[Records about charts and figures]
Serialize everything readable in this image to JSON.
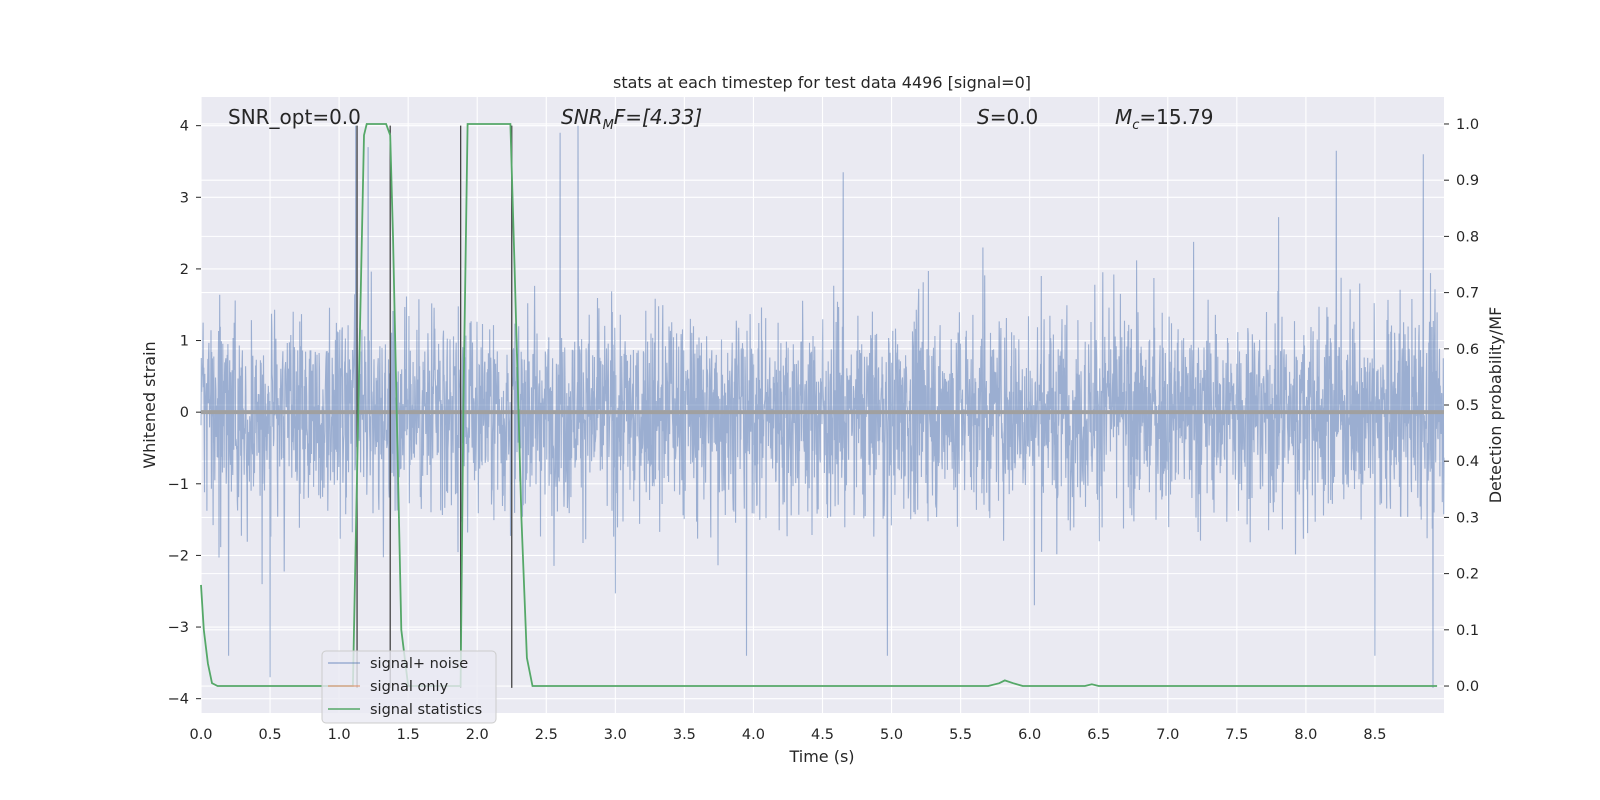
{
  "chart_data": {
    "type": "line",
    "title": "stats at each timestep for test data 4496 [signal=0]",
    "xlabel": "Time (s)",
    "ylabel": "Whitened strain",
    "y2label": "Detection probability/MF",
    "xlim": [
      0.0,
      9.0
    ],
    "ylim": [
      -4.2,
      4.4
    ],
    "y2lim": [
      -0.048,
      1.048
    ],
    "x_ticks": [
      "0.0",
      "0.5",
      "1.0",
      "1.5",
      "2.0",
      "2.5",
      "3.0",
      "3.5",
      "4.0",
      "4.5",
      "5.0",
      "5.5",
      "6.0",
      "6.5",
      "7.0",
      "7.5",
      "8.0",
      "8.5"
    ],
    "y_ticks": [
      "4",
      "3",
      "2",
      "1",
      "0",
      "−1",
      "−2",
      "−3",
      "−4"
    ],
    "y2_ticks": [
      "1.0",
      "0.9",
      "0.8",
      "0.7",
      "0.6",
      "0.5",
      "0.4",
      "0.3",
      "0.2",
      "0.1",
      "0.0"
    ],
    "grid": true,
    "legend_position": "lower-left",
    "annotations": {
      "snr_opt": "SNR_opt=0.0",
      "snr_mf_base": "SNR",
      "snr_mf_sub": "M",
      "snr_mf_rest": "F=[4.33]",
      "s_var": "S",
      "s_val": "=0.0",
      "mc_var": "M",
      "mc_sub": "c",
      "mc_val": "=15.79"
    },
    "series": [
      {
        "name": "signal+ noise",
        "color": "#4c72b0",
        "axis": "left",
        "noise_profile": {
          "x_range": [
            0.0,
            9.0
          ],
          "typical_band": [
            -1.5,
            1.65
          ],
          "peak_range": [
            -3.85,
            4.0
          ]
        },
        "spikes": [
          {
            "x": 1.12,
            "y": 4.0
          },
          {
            "x": 1.21,
            "y": 3.7
          },
          {
            "x": 2.73,
            "y": 4.0
          },
          {
            "x": 2.6,
            "y": 3.9
          },
          {
            "x": 4.65,
            "y": 3.35
          },
          {
            "x": 8.22,
            "y": 3.65
          },
          {
            "x": 8.85,
            "y": 3.6
          },
          {
            "x": 8.92,
            "y": -3.85
          },
          {
            "x": 0.2,
            "y": -3.4
          },
          {
            "x": 0.5,
            "y": -3.7
          },
          {
            "x": 4.97,
            "y": -3.4
          },
          {
            "x": 3.95,
            "y": -3.4
          },
          {
            "x": 8.5,
            "y": -3.4
          }
        ]
      },
      {
        "name": "signal only",
        "color": "#dd8452",
        "axis": "left",
        "x": [
          0.0,
          9.0
        ],
        "y": [
          0.0,
          0.0
        ]
      },
      {
        "name": "signal statistics",
        "color": "#55a868",
        "axis": "right",
        "x": [
          0.0,
          0.02,
          0.05,
          0.08,
          0.12,
          0.15,
          1.1,
          1.14,
          1.18,
          1.2,
          1.25,
          1.3,
          1.34,
          1.37,
          1.39,
          1.45,
          1.5,
          1.85,
          1.88,
          1.9,
          1.93,
          2.0,
          2.1,
          2.2,
          2.24,
          2.27,
          2.32,
          2.36,
          2.4,
          5.7,
          5.78,
          5.82,
          5.88,
          5.95,
          6.4,
          6.45,
          6.5,
          8.95
        ],
        "y": [
          0.18,
          0.1,
          0.04,
          0.005,
          0.0,
          0.0,
          0.0,
          0.5,
          0.98,
          1.0,
          1.0,
          1.0,
          1.0,
          0.98,
          0.8,
          0.1,
          0.0,
          0.0,
          0.0,
          0.5,
          1.0,
          1.0,
          1.0,
          1.0,
          1.0,
          0.75,
          0.3,
          0.05,
          0.0,
          0.0,
          0.005,
          0.01,
          0.005,
          0.0,
          0.0,
          0.003,
          0.0,
          0.0
        ]
      }
    ],
    "vertical_markers": [
      {
        "x": 1.13,
        "y": [
          4.0,
          -3.85
        ]
      },
      {
        "x": 1.37,
        "y": [
          4.0,
          -3.85
        ]
      },
      {
        "x": 1.88,
        "y": [
          4.0,
          -3.85
        ]
      },
      {
        "x": 2.25,
        "y": [
          4.0,
          -3.85
        ]
      }
    ]
  }
}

◆ **Stated problem**
From the records above, pull out every line containing the word "signal".

◆ **Finished exercise**
    "title": "stats at each timestep for test data 4496 [signal=0]",
        "name": "signal+ noise",
        "name": "signal only",
        "name": "signal statistics",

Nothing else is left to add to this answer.